Exercise :: From the entries below, list each line with "JSON".
Start
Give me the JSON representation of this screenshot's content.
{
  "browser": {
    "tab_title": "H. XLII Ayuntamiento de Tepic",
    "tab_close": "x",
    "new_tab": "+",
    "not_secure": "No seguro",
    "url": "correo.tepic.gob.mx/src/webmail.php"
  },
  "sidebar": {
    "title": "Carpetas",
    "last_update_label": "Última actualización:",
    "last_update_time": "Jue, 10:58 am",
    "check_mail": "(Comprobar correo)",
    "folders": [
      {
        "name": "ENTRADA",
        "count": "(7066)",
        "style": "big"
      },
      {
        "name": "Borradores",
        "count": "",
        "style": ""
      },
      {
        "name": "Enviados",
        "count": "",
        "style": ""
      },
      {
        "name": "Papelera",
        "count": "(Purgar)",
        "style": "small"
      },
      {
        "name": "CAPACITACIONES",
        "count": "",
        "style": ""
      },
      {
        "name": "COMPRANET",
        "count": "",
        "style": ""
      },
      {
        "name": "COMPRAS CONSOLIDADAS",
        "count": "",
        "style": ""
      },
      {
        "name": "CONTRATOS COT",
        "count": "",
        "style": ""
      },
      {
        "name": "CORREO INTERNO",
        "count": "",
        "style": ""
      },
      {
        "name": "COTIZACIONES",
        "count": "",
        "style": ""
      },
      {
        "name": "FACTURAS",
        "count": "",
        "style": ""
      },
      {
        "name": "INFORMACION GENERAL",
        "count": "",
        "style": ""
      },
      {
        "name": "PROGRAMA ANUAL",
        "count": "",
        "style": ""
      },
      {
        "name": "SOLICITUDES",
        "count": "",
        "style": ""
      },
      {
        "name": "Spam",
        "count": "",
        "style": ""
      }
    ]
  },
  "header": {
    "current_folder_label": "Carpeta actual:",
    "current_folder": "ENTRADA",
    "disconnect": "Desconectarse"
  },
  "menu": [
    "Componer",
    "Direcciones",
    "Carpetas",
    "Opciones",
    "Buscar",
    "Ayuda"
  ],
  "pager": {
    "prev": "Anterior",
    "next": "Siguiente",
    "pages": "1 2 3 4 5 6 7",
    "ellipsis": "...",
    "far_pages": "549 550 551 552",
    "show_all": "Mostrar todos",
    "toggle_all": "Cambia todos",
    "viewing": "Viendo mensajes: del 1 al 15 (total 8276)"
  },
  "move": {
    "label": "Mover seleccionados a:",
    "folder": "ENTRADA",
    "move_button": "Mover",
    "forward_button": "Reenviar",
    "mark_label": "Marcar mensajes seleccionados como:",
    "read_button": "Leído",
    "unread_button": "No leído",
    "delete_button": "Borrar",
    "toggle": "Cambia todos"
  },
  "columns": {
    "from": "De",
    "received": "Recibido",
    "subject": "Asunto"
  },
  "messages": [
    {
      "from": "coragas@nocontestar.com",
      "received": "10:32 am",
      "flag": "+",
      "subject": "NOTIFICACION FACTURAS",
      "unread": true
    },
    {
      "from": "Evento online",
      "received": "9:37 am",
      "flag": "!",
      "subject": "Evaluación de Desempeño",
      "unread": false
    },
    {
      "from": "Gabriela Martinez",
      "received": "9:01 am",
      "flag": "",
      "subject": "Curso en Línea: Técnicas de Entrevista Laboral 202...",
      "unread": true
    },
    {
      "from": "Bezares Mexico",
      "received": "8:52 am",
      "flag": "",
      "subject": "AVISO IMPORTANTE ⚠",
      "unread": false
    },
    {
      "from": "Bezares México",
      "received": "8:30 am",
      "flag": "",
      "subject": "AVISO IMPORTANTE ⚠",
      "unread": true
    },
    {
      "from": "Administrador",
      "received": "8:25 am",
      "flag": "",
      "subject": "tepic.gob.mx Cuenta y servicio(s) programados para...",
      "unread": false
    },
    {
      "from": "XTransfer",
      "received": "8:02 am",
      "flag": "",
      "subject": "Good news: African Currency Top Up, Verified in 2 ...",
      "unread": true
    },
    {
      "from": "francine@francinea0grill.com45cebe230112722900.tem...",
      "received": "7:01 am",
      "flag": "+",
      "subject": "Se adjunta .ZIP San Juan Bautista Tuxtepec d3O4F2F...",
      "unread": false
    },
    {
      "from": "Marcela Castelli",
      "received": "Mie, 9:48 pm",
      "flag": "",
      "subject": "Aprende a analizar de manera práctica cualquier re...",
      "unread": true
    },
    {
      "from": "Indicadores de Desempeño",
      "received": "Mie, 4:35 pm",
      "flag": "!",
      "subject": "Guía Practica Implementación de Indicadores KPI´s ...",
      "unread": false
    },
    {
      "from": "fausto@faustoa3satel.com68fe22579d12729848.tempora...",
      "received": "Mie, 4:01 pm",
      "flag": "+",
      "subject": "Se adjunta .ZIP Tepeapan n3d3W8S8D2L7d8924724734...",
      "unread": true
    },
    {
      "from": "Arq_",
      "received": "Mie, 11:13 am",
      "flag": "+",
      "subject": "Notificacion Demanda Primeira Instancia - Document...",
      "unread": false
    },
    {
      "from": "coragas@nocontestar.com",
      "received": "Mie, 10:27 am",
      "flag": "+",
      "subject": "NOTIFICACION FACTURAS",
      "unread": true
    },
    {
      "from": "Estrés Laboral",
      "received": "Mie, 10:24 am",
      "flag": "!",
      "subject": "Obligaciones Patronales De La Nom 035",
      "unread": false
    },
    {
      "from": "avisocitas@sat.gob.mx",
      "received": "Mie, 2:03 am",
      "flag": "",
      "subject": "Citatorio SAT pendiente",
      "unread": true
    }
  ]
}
End
Start
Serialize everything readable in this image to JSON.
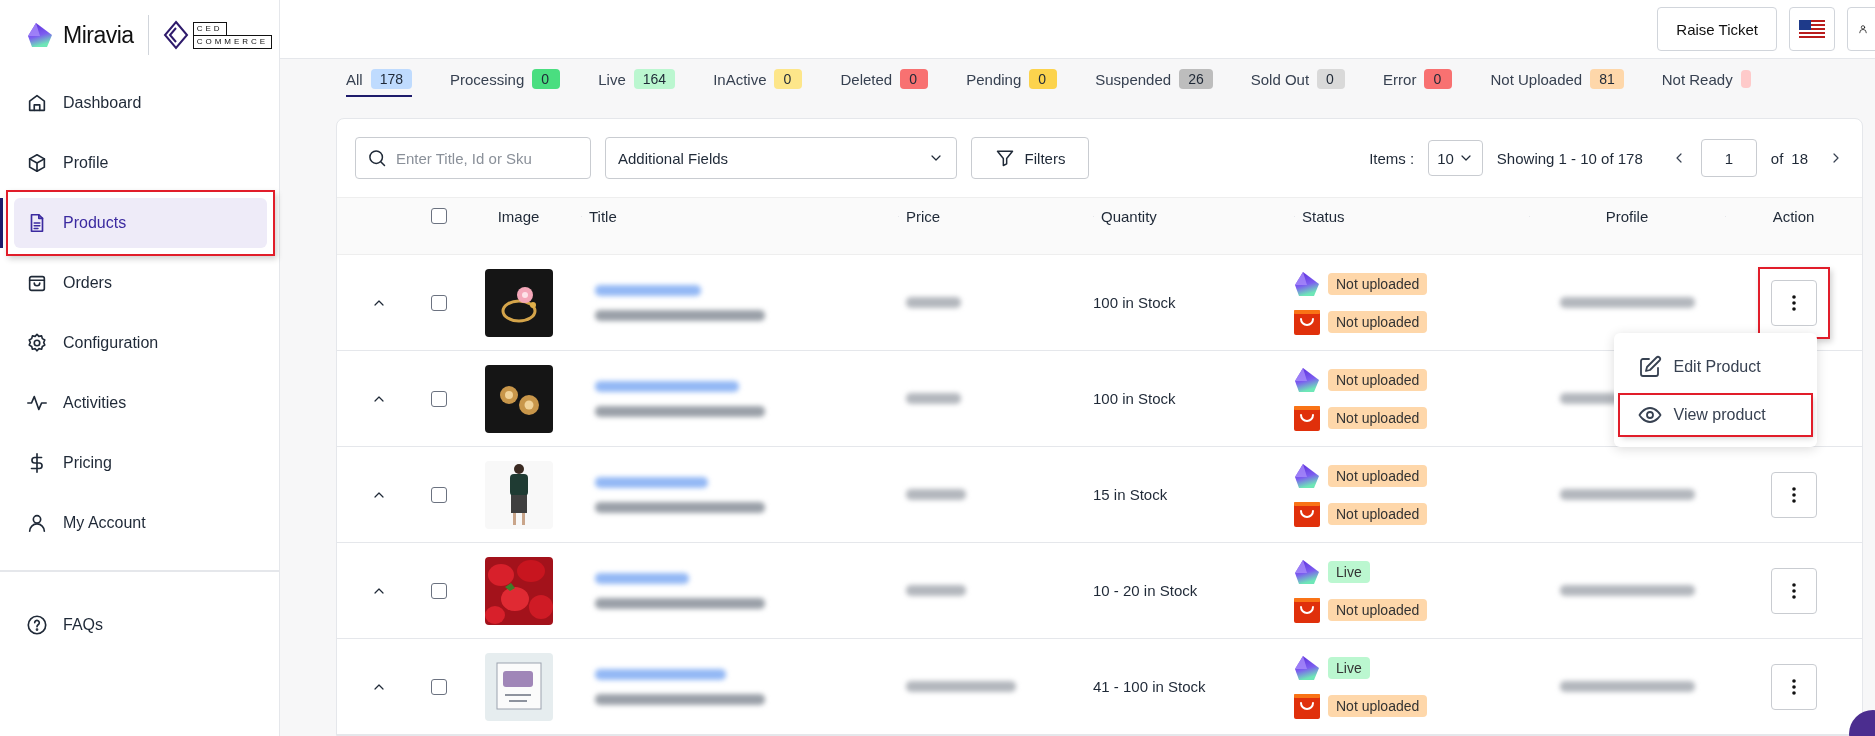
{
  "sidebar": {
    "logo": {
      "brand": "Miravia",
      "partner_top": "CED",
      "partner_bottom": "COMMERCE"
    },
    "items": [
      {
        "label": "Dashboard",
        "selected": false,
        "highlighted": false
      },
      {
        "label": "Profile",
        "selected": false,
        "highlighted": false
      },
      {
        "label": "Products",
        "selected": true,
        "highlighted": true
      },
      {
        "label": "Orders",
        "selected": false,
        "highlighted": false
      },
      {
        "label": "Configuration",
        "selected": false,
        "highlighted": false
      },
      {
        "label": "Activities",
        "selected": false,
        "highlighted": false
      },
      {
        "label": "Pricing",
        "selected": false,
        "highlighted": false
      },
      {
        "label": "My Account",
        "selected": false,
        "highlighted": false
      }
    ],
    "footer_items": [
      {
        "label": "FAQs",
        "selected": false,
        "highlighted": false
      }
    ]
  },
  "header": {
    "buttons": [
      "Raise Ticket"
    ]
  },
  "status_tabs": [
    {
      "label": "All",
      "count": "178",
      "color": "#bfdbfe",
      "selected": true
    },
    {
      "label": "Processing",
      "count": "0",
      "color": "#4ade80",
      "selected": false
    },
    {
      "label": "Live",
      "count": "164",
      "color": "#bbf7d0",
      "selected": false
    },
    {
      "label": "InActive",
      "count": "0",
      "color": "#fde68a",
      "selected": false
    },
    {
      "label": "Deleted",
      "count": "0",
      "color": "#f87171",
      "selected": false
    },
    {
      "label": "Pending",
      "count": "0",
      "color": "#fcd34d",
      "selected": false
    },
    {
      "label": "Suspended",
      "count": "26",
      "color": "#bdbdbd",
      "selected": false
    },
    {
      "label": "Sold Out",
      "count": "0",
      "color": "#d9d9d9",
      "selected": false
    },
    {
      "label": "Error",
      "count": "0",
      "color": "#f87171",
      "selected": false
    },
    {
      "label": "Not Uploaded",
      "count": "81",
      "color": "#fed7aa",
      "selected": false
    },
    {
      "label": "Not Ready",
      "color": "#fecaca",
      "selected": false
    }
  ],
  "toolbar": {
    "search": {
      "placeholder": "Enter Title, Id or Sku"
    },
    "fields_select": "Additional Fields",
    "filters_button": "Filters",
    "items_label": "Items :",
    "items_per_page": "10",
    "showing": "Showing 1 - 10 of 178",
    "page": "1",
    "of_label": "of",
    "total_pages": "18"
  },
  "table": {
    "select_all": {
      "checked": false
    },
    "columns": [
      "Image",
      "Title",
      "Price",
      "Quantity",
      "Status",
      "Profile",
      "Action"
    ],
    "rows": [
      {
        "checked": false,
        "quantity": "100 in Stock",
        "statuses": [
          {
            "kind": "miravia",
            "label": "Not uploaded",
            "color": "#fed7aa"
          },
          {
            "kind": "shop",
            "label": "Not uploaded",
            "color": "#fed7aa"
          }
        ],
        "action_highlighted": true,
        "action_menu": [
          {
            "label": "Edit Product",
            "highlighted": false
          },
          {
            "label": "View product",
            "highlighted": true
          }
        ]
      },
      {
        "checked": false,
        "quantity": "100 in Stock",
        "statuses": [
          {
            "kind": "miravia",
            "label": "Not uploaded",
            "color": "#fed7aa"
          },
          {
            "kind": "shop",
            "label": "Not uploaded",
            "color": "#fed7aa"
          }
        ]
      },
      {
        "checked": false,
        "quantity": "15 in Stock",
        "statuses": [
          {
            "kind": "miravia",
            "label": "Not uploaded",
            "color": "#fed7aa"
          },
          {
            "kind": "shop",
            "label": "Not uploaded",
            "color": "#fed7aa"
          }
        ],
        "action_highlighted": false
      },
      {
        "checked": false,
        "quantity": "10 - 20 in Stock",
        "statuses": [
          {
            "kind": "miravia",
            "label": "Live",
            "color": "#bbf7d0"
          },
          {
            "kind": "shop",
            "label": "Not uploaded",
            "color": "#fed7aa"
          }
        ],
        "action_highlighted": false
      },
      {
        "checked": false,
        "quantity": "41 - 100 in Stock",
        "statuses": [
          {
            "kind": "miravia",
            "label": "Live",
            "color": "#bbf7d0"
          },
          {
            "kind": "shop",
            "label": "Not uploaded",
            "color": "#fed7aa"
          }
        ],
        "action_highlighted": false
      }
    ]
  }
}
End
Response to this task ::
Give me the JSON representation of this screenshot's content.
Serialize everything readable in this image to JSON.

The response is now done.